(Records from a collection of figures)
######

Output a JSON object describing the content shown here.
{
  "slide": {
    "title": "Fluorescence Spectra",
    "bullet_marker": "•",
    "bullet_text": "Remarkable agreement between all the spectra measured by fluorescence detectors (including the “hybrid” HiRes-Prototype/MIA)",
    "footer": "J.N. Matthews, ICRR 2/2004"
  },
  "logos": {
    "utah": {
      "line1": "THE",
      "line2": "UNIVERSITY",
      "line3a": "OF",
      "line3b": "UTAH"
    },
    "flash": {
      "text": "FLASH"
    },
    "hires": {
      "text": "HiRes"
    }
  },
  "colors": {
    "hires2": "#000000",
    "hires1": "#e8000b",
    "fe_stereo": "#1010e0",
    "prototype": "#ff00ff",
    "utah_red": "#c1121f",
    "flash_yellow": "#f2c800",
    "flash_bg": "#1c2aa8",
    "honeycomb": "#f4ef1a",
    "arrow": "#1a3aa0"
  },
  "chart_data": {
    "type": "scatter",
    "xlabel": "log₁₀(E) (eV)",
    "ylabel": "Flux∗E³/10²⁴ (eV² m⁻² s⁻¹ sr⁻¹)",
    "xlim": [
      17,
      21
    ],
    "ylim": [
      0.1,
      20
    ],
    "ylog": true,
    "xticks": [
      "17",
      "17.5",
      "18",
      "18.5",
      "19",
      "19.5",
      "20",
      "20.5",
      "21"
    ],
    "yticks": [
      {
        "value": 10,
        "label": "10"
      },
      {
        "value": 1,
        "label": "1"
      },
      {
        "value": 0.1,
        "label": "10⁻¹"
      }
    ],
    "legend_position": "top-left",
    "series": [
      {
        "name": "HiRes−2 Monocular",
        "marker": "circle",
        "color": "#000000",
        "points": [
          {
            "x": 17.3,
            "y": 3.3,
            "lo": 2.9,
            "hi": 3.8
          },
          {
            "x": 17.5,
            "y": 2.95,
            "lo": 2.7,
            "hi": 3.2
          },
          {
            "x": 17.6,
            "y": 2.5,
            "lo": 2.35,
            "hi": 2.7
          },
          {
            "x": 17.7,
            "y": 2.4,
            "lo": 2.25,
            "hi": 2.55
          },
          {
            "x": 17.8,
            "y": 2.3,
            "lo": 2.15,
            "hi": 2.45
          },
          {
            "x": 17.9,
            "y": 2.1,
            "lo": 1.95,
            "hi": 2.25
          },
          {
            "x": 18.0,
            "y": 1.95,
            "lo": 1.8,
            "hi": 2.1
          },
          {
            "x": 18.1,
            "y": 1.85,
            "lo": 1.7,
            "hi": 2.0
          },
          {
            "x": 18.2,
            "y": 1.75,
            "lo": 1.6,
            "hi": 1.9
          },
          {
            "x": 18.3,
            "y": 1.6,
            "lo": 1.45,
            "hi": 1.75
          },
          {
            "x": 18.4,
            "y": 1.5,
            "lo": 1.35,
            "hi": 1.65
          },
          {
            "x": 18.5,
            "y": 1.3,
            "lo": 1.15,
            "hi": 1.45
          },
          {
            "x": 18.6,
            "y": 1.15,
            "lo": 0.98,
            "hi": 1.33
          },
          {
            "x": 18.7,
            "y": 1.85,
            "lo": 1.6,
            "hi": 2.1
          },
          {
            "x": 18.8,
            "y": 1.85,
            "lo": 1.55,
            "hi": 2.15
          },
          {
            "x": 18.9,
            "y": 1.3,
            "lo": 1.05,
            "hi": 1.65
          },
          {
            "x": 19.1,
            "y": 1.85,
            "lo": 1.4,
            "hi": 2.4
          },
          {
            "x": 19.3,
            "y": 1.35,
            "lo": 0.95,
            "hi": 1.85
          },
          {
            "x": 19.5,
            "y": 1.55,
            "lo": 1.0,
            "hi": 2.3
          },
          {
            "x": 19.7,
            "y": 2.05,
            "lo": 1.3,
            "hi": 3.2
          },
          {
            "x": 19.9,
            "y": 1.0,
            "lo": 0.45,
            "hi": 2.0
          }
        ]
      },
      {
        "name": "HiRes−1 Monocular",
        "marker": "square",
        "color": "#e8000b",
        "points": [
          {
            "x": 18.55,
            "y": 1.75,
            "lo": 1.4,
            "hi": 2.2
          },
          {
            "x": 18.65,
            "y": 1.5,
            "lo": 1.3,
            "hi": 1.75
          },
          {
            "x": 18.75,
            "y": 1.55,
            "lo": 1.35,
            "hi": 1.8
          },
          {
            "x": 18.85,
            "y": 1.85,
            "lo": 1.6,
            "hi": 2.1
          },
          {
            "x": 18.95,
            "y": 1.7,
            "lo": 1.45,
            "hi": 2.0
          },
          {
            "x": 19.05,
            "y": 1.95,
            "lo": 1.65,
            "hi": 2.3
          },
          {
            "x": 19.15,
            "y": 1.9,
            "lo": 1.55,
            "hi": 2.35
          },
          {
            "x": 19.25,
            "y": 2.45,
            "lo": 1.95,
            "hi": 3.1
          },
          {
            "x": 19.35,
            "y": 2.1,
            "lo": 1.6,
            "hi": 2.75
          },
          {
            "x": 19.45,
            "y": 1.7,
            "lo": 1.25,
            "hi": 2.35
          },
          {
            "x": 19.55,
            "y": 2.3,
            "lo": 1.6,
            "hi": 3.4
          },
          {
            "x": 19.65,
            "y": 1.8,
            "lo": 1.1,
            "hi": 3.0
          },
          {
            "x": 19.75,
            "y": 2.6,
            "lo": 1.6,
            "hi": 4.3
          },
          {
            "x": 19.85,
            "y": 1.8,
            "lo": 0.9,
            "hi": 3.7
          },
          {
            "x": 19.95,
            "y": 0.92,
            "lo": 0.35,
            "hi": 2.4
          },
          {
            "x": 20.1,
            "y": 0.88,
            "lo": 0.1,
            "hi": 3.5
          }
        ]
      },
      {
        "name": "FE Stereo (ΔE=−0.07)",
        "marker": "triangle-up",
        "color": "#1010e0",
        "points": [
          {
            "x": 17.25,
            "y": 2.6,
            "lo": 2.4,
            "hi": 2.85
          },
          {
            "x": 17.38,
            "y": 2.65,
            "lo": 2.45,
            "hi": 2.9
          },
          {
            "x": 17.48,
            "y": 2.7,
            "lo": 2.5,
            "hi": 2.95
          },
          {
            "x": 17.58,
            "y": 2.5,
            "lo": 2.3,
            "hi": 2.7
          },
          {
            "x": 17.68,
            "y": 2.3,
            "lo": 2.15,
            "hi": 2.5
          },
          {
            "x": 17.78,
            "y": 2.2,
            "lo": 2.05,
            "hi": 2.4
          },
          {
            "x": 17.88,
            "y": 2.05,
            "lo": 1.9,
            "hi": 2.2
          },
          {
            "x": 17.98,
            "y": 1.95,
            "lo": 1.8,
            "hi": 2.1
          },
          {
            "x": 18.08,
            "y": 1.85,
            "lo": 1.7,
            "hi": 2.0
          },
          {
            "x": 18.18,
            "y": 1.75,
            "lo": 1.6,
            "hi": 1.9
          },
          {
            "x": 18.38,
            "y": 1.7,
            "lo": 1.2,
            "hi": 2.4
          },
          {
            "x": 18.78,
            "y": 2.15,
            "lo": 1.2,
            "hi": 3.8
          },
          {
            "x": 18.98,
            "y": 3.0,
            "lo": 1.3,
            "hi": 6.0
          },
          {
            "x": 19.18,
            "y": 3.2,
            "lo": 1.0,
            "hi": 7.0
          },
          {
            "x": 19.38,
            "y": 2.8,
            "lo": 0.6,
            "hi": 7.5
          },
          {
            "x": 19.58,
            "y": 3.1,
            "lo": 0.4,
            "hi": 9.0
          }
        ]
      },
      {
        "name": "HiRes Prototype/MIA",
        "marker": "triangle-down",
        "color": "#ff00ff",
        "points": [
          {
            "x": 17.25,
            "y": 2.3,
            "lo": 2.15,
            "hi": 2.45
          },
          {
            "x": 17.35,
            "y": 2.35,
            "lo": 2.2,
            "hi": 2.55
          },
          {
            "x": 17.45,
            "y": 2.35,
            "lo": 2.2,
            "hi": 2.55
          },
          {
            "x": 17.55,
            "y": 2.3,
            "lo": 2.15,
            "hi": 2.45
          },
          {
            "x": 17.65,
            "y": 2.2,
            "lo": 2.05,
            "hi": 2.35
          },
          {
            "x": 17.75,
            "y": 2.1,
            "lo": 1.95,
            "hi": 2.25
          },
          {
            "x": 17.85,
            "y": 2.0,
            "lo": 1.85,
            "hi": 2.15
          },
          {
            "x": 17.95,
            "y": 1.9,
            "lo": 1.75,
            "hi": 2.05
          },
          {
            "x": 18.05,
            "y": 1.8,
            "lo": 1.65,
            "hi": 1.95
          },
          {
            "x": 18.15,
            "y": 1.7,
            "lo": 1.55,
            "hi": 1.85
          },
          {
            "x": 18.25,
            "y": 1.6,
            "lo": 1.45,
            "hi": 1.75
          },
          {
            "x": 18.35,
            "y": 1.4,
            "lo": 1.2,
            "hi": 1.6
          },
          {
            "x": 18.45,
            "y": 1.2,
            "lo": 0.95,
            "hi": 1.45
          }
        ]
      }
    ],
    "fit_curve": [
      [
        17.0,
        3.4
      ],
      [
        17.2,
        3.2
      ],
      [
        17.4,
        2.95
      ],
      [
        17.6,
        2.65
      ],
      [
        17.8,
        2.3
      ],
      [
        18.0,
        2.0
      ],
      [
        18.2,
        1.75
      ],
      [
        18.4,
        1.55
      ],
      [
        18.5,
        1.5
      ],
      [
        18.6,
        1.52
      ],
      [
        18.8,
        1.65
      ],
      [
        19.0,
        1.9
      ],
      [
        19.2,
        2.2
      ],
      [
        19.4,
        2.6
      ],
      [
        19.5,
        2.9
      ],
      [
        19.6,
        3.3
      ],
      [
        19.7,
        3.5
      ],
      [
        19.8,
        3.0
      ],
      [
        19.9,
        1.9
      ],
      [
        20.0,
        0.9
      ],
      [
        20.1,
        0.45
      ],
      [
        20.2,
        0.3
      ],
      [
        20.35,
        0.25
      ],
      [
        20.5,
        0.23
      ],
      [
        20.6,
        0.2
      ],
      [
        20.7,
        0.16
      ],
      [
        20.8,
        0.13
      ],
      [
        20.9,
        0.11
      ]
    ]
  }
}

######

- _PROBLEM STATEMENT_
Which lines of the material contain the string "name"? List each of them.

- _TASK RESULT_
        "name": "HiRes−2 Monocular",
        "name": "HiRes−1 Monocular",
        "name": "FE Stereo (ΔE=−0.07)",
        "name": "HiRes Prototype/MIA",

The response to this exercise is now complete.